◆ **GIVEN EXERCISE**: Your task is to transcribe all of the records exactly and leave out the pictures.

_ _ _

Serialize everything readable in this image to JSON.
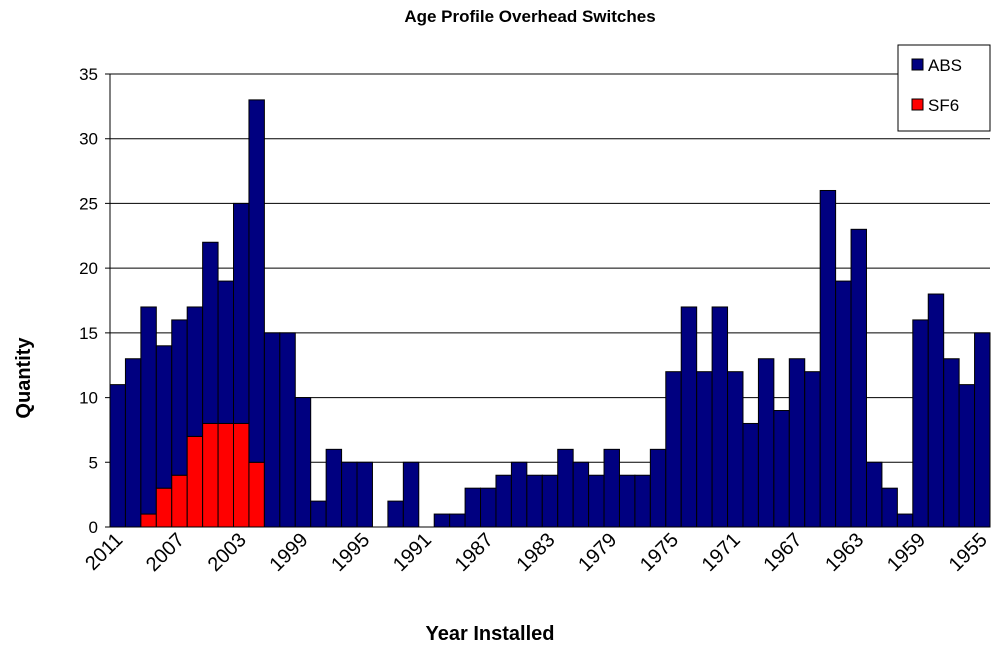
{
  "chart_data": {
    "type": "stacked_bar",
    "title": "Age Profile Overhead Switches",
    "x_label": "Year Installed",
    "y_label": "Quantity",
    "categories": [
      "2011",
      null,
      null,
      null,
      "2007",
      null,
      null,
      null,
      "2003",
      null,
      null,
      null,
      "1999",
      null,
      null,
      null,
      "1995",
      null,
      null,
      null,
      "1991",
      null,
      null,
      null,
      "1987",
      null,
      null,
      null,
      "1983",
      null,
      null,
      null,
      "1979",
      null,
      null,
      null,
      "1975",
      null,
      null,
      null,
      "1971",
      null,
      null,
      null,
      "1967",
      null,
      null,
      null,
      "1963",
      null,
      null,
      null,
      "1959",
      null,
      null,
      null,
      "1955"
    ],
    "series": [
      {
        "name": "SF6",
        "color": "#ff0000",
        "values": [
          0,
          0,
          1,
          3,
          4,
          7,
          8,
          8,
          8,
          5,
          0,
          0,
          0,
          0,
          0,
          0,
          0,
          0,
          0,
          0,
          0,
          0,
          0,
          0,
          0,
          0,
          0,
          0,
          0,
          0,
          0,
          0,
          0,
          0,
          0,
          0,
          0,
          0,
          0,
          0,
          0,
          0,
          0,
          0,
          0,
          0,
          0,
          0,
          0,
          0,
          0,
          0,
          0,
          0,
          0,
          0,
          0
        ]
      },
      {
        "name": "ABS",
        "color": "#000080",
        "values": [
          11,
          13,
          16,
          11,
          12,
          10,
          14,
          11,
          17,
          28,
          15,
          15,
          10,
          2,
          6,
          5,
          5,
          0,
          2,
          5,
          0,
          1,
          1,
          3,
          3,
          4,
          5,
          4,
          4,
          6,
          5,
          4,
          6,
          4,
          4,
          6,
          12,
          17,
          12,
          17,
          12,
          8,
          13,
          9,
          13,
          12,
          26,
          19,
          23,
          5,
          3,
          1,
          16,
          18,
          13,
          11,
          15
        ]
      }
    ],
    "ylim": [
      0,
      35
    ],
    "yticks": [
      0,
      5,
      10,
      15,
      20,
      25,
      30,
      35
    ],
    "grid": true,
    "legend": "top-right"
  }
}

_ _ _

◆ **ANSWER TO THE TASK**:
Serialize everything readable in this image to JSON.
{
  "chart_data": {
    "type": "stacked_bar",
    "title": "Age Profile Overhead Switches",
    "x_label": "Year Installed",
    "y_label": "Quantity",
    "categories": [
      "2011",
      null,
      null,
      null,
      "2007",
      null,
      null,
      null,
      "2003",
      null,
      null,
      null,
      "1999",
      null,
      null,
      null,
      "1995",
      null,
      null,
      null,
      "1991",
      null,
      null,
      null,
      "1987",
      null,
      null,
      null,
      "1983",
      null,
      null,
      null,
      "1979",
      null,
      null,
      null,
      "1975",
      null,
      null,
      null,
      "1971",
      null,
      null,
      null,
      "1967",
      null,
      null,
      null,
      "1963",
      null,
      null,
      null,
      "1959",
      null,
      null,
      null,
      "1955"
    ],
    "series": [
      {
        "name": "SF6",
        "color": "#ff0000",
        "values": [
          0,
          0,
          1,
          3,
          4,
          7,
          8,
          8,
          8,
          5,
          0,
          0,
          0,
          0,
          0,
          0,
          0,
          0,
          0,
          0,
          0,
          0,
          0,
          0,
          0,
          0,
          0,
          0,
          0,
          0,
          0,
          0,
          0,
          0,
          0,
          0,
          0,
          0,
          0,
          0,
          0,
          0,
          0,
          0,
          0,
          0,
          0,
          0,
          0,
          0,
          0,
          0,
          0,
          0,
          0,
          0,
          0
        ]
      },
      {
        "name": "ABS",
        "color": "#000080",
        "values": [
          11,
          13,
          16,
          11,
          12,
          10,
          14,
          11,
          17,
          28,
          15,
          15,
          10,
          2,
          6,
          5,
          5,
          0,
          2,
          5,
          0,
          1,
          1,
          3,
          3,
          4,
          5,
          4,
          4,
          6,
          5,
          4,
          6,
          4,
          4,
          6,
          12,
          17,
          12,
          17,
          12,
          8,
          13,
          9,
          13,
          12,
          26,
          19,
          23,
          5,
          3,
          1,
          16,
          18,
          13,
          11,
          15
        ]
      }
    ],
    "ylim": [
      0,
      35
    ],
    "yticks": [
      0,
      5,
      10,
      15,
      20,
      25,
      30,
      35
    ],
    "grid": true,
    "legend": "top-right"
  }
}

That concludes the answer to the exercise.